Do this: Locate and copy each line in the data that contains the word "image".

(Data records)

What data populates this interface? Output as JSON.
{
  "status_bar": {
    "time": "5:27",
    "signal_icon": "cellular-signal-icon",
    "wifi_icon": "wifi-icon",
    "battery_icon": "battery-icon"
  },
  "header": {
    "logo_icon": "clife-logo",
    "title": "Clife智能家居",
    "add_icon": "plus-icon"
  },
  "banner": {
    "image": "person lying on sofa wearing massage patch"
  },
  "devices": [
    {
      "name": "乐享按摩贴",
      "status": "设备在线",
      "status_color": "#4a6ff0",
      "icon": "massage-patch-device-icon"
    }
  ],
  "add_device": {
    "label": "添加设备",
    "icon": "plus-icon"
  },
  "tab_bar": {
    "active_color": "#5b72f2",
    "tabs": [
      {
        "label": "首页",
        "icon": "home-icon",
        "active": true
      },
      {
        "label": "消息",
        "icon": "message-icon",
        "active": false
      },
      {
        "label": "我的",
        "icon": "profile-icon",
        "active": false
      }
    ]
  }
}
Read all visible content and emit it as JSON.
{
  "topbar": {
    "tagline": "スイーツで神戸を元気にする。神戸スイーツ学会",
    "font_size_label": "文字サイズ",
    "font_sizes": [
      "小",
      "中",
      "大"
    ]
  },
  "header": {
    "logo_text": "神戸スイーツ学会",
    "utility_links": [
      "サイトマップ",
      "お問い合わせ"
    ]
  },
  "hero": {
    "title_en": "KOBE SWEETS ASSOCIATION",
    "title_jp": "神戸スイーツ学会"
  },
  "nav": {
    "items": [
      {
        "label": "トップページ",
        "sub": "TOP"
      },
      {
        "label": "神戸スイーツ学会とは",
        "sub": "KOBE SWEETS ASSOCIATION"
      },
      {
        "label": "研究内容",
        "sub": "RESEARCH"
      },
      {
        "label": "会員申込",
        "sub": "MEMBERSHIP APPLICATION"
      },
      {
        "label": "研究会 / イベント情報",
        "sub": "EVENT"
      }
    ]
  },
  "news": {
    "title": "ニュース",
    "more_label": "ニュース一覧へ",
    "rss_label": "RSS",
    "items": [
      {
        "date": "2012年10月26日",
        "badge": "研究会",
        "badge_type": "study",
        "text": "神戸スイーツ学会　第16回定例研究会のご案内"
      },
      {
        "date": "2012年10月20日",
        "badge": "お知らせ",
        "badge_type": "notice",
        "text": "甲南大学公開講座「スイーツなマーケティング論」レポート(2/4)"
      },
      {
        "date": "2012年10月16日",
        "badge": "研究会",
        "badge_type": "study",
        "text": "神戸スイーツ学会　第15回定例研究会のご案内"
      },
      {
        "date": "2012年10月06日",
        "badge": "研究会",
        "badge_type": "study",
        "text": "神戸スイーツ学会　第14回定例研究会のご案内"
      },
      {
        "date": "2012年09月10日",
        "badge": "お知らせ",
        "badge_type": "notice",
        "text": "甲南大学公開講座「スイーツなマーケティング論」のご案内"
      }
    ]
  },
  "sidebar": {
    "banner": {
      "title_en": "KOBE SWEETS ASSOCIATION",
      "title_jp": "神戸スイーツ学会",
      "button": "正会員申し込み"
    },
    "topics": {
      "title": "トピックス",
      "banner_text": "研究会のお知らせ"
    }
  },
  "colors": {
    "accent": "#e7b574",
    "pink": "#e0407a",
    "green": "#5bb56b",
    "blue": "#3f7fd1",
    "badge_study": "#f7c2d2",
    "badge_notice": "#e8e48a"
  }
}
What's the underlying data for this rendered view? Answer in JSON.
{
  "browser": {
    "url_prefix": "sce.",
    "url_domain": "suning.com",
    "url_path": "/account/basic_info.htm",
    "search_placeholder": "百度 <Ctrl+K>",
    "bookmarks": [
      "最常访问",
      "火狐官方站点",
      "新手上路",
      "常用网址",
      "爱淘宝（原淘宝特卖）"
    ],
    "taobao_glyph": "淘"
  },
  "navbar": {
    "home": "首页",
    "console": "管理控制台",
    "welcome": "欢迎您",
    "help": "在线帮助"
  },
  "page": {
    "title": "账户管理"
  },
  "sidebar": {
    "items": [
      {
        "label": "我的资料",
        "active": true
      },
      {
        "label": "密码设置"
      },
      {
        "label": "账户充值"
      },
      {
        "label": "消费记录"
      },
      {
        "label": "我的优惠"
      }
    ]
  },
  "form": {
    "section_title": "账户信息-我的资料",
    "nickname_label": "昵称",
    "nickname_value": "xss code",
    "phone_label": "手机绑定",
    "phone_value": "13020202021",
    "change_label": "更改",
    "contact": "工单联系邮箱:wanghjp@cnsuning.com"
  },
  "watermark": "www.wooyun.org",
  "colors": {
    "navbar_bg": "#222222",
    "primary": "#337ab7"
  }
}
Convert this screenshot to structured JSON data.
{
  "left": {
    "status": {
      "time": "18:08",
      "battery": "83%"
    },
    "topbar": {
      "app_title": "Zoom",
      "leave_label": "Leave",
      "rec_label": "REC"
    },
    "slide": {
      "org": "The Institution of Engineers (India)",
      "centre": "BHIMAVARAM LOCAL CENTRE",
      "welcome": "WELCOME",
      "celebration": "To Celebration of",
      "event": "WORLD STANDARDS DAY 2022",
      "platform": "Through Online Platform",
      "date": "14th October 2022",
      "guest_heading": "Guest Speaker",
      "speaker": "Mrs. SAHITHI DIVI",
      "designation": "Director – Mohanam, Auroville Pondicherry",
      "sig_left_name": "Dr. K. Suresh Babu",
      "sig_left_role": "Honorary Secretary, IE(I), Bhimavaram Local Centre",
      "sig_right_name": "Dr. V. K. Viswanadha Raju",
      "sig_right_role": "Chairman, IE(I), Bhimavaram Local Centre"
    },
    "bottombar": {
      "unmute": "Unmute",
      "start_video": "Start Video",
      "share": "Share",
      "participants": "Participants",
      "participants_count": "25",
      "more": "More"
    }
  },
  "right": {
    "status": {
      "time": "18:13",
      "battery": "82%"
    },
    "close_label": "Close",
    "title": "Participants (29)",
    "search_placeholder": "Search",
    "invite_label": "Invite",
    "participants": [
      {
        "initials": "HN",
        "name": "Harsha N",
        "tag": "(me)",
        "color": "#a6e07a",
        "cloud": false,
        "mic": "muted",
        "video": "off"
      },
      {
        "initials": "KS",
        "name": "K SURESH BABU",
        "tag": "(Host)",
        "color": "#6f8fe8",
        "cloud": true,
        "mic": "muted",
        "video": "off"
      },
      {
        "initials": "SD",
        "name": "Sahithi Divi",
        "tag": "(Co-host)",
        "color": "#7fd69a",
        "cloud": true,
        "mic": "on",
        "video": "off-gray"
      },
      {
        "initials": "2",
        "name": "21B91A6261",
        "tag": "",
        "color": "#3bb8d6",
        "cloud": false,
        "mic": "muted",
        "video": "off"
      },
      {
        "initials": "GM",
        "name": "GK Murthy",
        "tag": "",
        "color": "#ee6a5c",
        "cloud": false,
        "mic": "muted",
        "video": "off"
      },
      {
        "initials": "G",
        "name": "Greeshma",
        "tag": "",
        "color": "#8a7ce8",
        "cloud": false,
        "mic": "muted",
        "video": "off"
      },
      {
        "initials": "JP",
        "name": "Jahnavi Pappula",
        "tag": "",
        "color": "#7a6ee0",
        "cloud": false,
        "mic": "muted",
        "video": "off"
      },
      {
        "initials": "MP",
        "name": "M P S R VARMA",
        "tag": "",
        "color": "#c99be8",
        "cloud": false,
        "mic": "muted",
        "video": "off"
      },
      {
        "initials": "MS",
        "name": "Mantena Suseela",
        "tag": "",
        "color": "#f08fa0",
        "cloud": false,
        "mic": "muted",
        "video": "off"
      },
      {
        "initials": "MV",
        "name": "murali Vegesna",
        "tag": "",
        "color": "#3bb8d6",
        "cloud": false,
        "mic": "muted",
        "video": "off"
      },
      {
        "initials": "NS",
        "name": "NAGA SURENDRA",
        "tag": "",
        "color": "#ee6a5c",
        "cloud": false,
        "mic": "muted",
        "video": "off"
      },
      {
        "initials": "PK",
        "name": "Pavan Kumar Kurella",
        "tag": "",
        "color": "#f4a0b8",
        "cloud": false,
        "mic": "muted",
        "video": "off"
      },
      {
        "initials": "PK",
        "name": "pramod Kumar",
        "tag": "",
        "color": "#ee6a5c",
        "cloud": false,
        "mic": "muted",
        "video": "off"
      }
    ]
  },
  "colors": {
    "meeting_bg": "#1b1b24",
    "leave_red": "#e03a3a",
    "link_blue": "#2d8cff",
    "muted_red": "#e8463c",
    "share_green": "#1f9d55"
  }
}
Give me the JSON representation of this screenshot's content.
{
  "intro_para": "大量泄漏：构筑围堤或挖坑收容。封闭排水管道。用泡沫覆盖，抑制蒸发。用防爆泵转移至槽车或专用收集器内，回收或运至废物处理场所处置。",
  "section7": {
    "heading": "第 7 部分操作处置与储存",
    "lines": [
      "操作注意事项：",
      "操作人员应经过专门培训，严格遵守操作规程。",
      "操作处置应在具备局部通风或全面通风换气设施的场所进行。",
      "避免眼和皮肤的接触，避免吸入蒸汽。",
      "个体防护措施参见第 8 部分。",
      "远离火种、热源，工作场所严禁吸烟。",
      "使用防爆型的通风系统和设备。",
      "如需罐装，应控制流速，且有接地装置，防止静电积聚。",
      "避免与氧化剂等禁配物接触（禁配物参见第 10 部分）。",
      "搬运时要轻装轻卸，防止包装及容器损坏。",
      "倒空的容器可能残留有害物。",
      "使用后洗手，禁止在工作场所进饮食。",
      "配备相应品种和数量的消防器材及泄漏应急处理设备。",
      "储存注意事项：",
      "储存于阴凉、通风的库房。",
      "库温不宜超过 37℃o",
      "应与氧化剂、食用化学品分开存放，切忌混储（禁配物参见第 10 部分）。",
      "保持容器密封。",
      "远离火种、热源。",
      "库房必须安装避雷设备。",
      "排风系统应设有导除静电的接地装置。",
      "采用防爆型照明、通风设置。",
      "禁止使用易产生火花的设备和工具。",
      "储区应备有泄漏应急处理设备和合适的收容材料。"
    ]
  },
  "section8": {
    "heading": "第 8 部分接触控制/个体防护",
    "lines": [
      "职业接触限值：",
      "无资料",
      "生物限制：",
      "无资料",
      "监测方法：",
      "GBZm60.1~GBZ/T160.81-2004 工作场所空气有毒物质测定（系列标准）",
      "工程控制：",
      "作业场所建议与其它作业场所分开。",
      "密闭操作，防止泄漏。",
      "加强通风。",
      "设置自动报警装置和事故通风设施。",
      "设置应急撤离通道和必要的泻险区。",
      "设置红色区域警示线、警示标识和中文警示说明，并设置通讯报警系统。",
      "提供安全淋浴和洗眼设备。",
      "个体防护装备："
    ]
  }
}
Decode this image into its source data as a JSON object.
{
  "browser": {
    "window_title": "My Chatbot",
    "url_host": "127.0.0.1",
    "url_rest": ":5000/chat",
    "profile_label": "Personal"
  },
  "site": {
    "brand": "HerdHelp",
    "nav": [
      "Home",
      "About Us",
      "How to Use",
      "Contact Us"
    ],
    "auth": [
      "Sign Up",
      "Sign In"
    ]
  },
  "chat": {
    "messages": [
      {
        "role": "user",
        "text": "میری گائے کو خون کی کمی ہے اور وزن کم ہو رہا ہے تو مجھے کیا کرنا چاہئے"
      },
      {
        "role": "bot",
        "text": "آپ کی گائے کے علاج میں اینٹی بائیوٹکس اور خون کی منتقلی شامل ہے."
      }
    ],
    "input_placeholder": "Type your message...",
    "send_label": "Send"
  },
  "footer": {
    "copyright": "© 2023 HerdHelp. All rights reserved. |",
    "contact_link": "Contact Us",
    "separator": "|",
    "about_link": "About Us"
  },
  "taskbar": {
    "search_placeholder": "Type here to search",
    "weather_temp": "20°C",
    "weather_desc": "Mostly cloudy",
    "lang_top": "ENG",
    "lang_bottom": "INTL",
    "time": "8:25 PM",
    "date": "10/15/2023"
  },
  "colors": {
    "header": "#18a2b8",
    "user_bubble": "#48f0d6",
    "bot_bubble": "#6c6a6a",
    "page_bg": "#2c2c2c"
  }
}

Solved exercise:
    "image": "person lying on sofa wearing massage patch"
Decode this image into its source data as a JSON object.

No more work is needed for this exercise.